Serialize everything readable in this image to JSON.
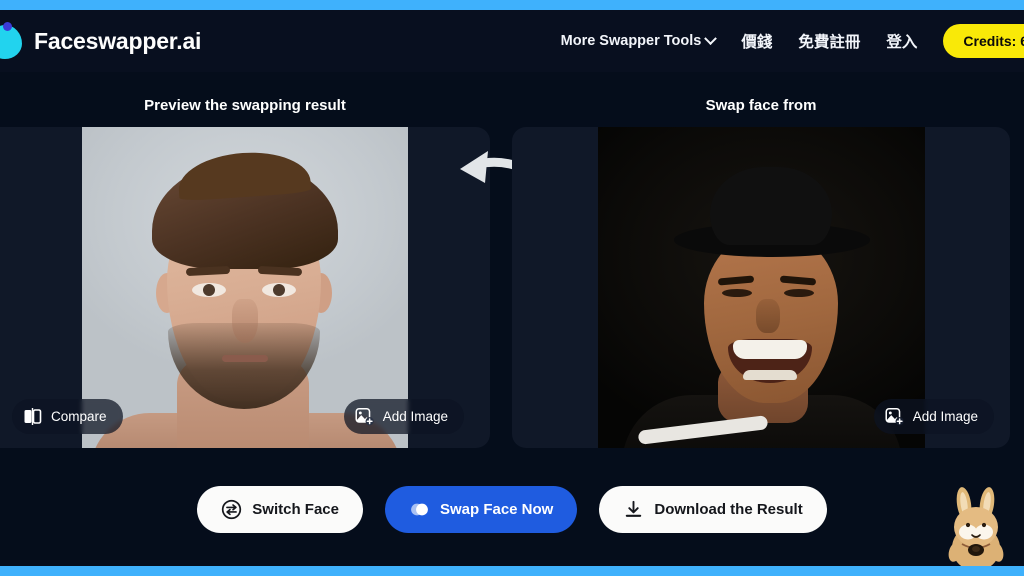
{
  "brand": {
    "name": "Faceswapper.ai",
    "logo_icon": "cyan-blob-logo-icon",
    "accent_color": "#3fb1fc",
    "logo_color": "#22d3ee"
  },
  "nav": {
    "items": [
      {
        "label": "More Swapper Tools",
        "icon": "chevron-down-icon",
        "has_chevron": true,
        "cjk": false
      },
      {
        "label": "價錢",
        "has_chevron": false,
        "cjk": true
      },
      {
        "label": "免費註冊",
        "has_chevron": false,
        "cjk": true
      },
      {
        "label": "登入",
        "has_chevron": false,
        "cjk": true
      }
    ],
    "credits": {
      "label": "Credits: 6",
      "bg_color": "#f9e908",
      "text_color": "#0a0a0a"
    }
  },
  "panels": {
    "left": {
      "title": "Preview the swapping result",
      "compare": {
        "label": "Compare",
        "icon": "compare-split-icon"
      },
      "add_image": {
        "label": "Add Image",
        "icon": "add-image-icon"
      }
    },
    "right": {
      "title": "Swap face from",
      "add_image": {
        "label": "Add Image",
        "icon": "add-image-icon"
      }
    },
    "arrow_icon": "curved-left-arrow-icon"
  },
  "actions": [
    {
      "label": "Switch Face",
      "icon": "switch-face-icon",
      "style": "light"
    },
    {
      "label": "Swap Face Now",
      "icon": "swap-faces-icon",
      "style": "primary",
      "bg_color": "#1f5ce0"
    },
    {
      "label": "Download the Result",
      "icon": "download-icon",
      "style": "light"
    }
  ],
  "mascot": {
    "icon": "rabbit-mascot-icon"
  }
}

===

Task instructions
Select and copy every line of the listing with the word "title".

Task response
      "title": "Preview the swapping result",
      "title": "Swap face from",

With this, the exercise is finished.